WHAT YOU HAVE TO DO
Repeat the whole listing below, word for word.

☆ ☆ ☆ ☆

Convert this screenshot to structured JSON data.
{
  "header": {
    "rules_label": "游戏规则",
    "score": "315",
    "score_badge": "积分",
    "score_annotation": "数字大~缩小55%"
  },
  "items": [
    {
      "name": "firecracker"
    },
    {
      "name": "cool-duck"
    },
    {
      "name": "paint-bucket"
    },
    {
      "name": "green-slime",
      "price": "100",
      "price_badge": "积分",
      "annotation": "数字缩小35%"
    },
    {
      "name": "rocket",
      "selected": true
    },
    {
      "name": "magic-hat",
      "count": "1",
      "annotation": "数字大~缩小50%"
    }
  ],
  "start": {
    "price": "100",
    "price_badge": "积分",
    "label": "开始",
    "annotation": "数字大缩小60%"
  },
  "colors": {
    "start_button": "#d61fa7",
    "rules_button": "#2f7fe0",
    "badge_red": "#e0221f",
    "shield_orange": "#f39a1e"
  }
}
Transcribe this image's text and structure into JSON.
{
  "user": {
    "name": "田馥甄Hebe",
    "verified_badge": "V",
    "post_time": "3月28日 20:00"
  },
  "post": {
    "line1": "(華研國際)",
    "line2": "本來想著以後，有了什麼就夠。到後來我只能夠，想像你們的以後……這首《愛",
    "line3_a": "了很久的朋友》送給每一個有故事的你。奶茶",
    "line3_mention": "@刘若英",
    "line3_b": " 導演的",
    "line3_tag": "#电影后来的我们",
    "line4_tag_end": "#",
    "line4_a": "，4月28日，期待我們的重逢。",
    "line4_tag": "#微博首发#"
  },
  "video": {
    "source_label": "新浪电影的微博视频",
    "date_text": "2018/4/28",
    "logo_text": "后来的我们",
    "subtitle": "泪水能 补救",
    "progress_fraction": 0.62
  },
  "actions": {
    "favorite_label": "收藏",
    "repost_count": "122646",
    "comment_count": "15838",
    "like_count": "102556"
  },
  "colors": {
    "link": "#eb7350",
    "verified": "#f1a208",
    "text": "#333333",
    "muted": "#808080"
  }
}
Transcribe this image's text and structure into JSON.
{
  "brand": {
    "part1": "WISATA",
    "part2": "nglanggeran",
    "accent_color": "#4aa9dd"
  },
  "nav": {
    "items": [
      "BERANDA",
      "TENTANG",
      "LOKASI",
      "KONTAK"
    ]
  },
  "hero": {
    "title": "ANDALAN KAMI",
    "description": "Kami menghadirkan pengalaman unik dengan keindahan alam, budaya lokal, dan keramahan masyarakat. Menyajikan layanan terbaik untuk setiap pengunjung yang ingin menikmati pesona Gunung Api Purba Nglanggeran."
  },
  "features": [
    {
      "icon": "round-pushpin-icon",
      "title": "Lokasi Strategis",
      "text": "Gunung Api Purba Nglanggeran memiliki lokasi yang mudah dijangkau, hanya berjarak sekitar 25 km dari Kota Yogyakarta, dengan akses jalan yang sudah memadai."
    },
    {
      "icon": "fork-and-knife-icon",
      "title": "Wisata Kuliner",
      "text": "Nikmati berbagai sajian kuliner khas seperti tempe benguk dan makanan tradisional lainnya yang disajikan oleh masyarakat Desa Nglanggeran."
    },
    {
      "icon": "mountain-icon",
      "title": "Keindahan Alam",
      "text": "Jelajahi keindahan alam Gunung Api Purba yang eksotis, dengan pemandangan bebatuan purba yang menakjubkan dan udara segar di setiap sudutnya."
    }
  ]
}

☆ ☆ ☆ ☆

TASK SOLUTION
Convert this screenshot to structured JSON data.
{
  "header": {
    "rules_label": "游戏规则",
    "score": "315",
    "score_badge": "积分",
    "score_annotation": "数字大~缩小55%"
  },
  "items": [
    {
      "name": "firecracker"
    },
    {
      "name": "cool-duck"
    },
    {
      "name": "paint-bucket"
    },
    {
      "name": "green-slime",
      "price": "100",
      "price_badge": "积分",
      "annotation": "数字缩小35%"
    },
    {
      "name": "rocket",
      "selected": true
    },
    {
      "name": "magic-hat",
      "count": "1",
      "annotation": "数字大~缩小50%"
    }
  ],
  "start": {
    "price": "100",
    "price_badge": "积分",
    "label": "开始",
    "annotation": "数字大缩小60%"
  },
  "colors": {
    "start_button": "#d61fa7",
    "rules_button": "#2f7fe0",
    "badge_red": "#e0221f",
    "shield_orange": "#f39a1e"
  }
}
Transcribe this image's text and structure into JSON.
{
  "user": {
    "name": "田馥甄Hebe",
    "verified_badge": "V",
    "post_time": "3月28日 20:00"
  },
  "post": {
    "line1": "(華研國際)",
    "line2": "本來想著以後，有了什麼就夠。到後來我只能夠，想像你們的以後……這首《愛",
    "line3_a": "了很久的朋友》送給每一個有故事的你。奶茶",
    "line3_mention": "@刘若英",
    "line3_b": " 導演的",
    "line3_tag": "#电影后来的我们",
    "line4_tag_end": "#",
    "line4_a": "，4月28日，期待我們的重逢。",
    "line4_tag": "#微博首发#"
  },
  "video": {
    "source_label": "新浪电影的微博视频",
    "date_text": "2018/4/28",
    "logo_text": "后来的我们",
    "subtitle": "泪水能 补救",
    "progress_fraction": 0.62
  },
  "actions": {
    "favorite_label": "收藏",
    "repost_count": "122646",
    "comment_count": "15838",
    "like_count": "102556"
  },
  "colors": {
    "link": "#eb7350",
    "verified": "#f1a208",
    "text": "#333333",
    "muted": "#808080"
  }
}
Transcribe this image's text and structure into JSON.
{
  "brand": {
    "part1": "WISATA",
    "part2": "nglanggeran",
    "accent_color": "#4aa9dd"
  },
  "nav": {
    "items": [
      "BERANDA",
      "TENTANG",
      "LOKASI",
      "KONTAK"
    ]
  },
  "hero": {
    "title": "ANDALAN KAMI",
    "description": "Kami menghadirkan pengalaman unik dengan keindahan alam, budaya lokal, dan keramahan masyarakat. Menyajikan layanan terbaik untuk setiap pengunjung yang ingin menikmati pesona Gunung Api Purba Nglanggeran."
  },
  "features": [
    {
      "icon": "round-pushpin-icon",
      "title": "Lokasi Strategis",
      "text": "Gunung Api Purba Nglanggeran memiliki lokasi yang mudah dijangkau, hanya berjarak sekitar 25 km dari Kota Yogyakarta, dengan akses jalan yang sudah memadai."
    },
    {
      "icon": "fork-and-knife-icon",
      "title": "Wisata Kuliner",
      "text": "Nikmati berbagai sajian kuliner khas seperti tempe benguk dan makanan tradisional lainnya yang disajikan oleh masyarakat Desa Nglanggeran."
    },
    {
      "icon": "mountain-icon",
      "title": "Keindahan Alam",
      "text": "Jelajahi keindahan alam Gunung Api Purba yang eksotis, dengan pemandangan bebatuan purba yang menakjubkan dan udara segar di setiap sudutnya."
    }
  ]
}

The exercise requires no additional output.